TASK REQUIREMENTS:
Determine how many lines of the data below contain "мавзуси", then give only that number.

Stored entries:
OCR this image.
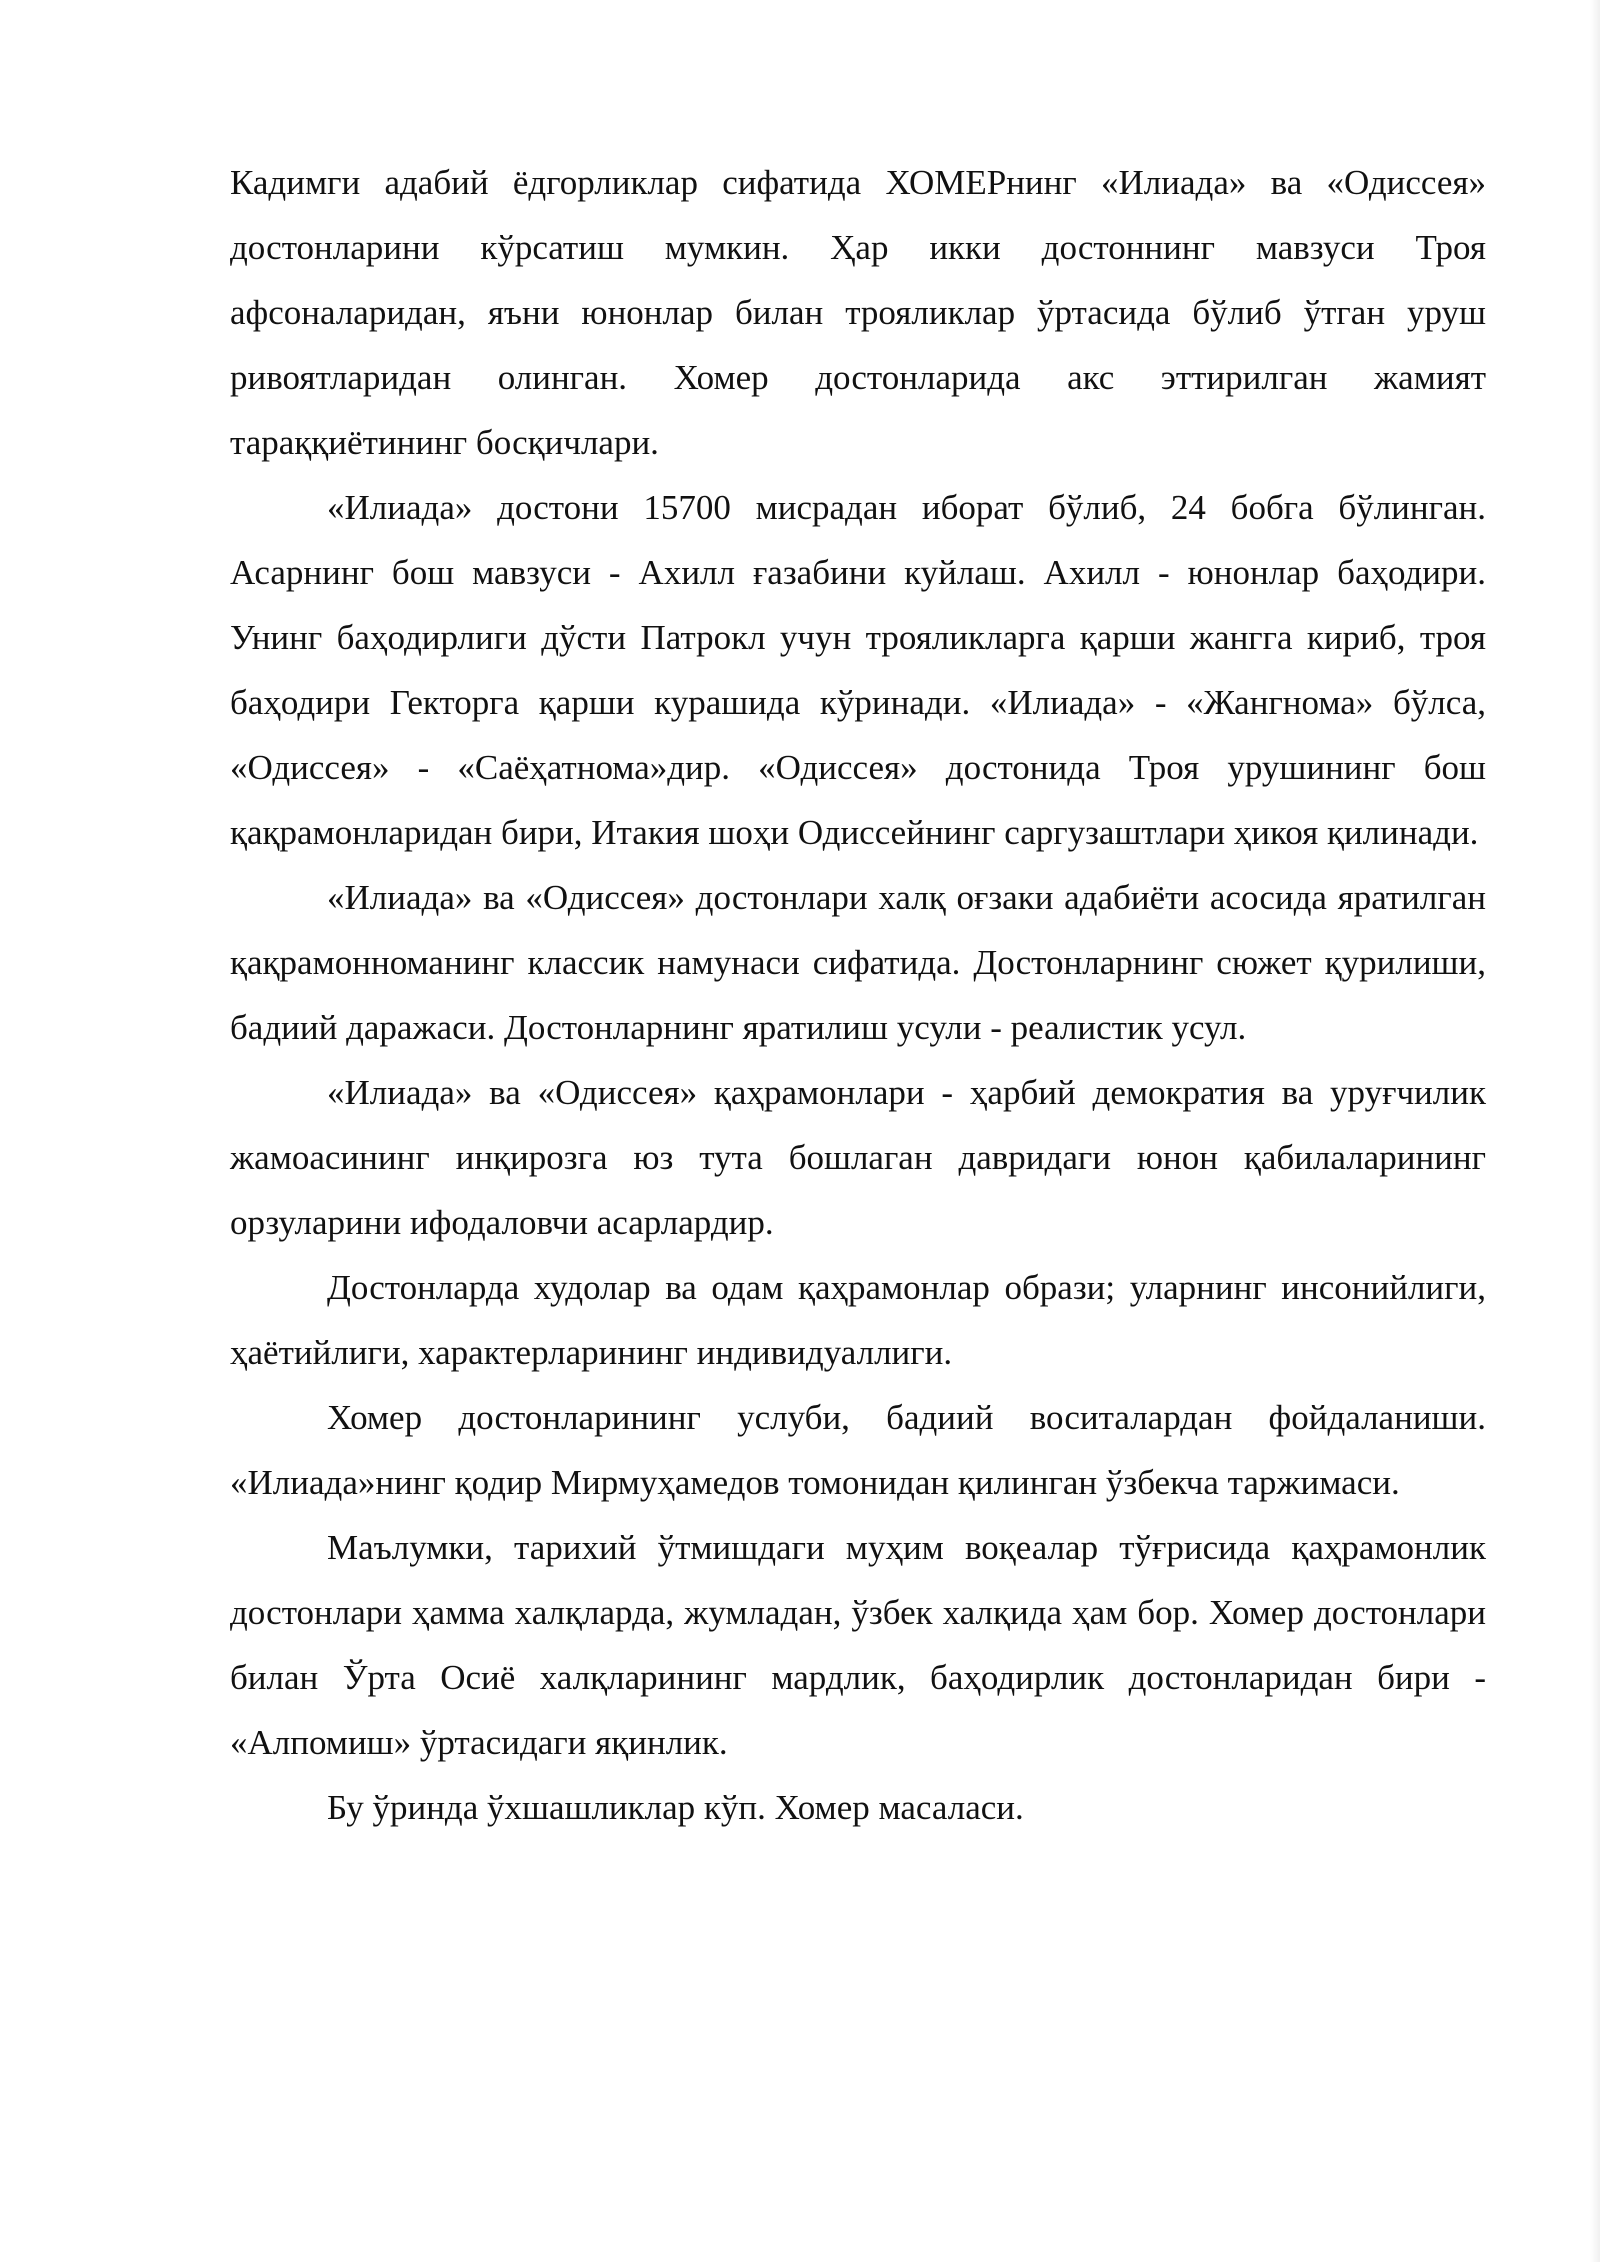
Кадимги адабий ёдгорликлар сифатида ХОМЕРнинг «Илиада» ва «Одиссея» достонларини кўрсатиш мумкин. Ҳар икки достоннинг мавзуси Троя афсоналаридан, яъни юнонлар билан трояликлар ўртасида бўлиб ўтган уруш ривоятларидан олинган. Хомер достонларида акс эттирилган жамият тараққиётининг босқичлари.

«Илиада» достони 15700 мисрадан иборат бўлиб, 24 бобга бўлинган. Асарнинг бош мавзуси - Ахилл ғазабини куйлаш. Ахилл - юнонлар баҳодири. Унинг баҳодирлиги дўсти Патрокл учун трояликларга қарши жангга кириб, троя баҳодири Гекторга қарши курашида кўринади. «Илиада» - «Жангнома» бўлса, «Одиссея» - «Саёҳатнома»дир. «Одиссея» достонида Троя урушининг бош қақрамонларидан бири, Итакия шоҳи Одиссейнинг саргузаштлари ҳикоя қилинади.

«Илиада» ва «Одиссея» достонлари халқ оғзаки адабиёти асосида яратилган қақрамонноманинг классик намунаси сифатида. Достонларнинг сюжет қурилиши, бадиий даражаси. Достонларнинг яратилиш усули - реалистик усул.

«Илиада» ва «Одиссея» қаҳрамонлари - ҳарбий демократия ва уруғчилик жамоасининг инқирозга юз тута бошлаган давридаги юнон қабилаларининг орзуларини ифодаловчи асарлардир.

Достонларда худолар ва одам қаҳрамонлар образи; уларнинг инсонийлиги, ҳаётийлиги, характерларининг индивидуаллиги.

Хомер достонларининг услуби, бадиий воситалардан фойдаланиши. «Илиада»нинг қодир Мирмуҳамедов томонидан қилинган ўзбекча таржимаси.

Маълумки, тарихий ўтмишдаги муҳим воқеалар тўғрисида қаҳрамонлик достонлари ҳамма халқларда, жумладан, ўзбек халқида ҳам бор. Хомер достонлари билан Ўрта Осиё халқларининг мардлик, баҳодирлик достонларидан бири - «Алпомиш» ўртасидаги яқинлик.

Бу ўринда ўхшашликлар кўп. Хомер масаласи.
---
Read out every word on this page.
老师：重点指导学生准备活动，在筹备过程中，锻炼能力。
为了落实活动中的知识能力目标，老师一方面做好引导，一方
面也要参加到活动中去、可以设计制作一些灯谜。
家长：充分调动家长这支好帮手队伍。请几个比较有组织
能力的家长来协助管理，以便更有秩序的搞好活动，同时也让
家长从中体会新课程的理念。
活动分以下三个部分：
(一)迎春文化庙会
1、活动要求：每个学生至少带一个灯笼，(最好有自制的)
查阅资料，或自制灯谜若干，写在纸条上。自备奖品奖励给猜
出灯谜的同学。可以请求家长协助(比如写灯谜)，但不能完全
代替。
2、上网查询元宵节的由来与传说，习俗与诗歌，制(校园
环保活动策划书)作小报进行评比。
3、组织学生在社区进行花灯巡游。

EXPECTED OUTPUT:
2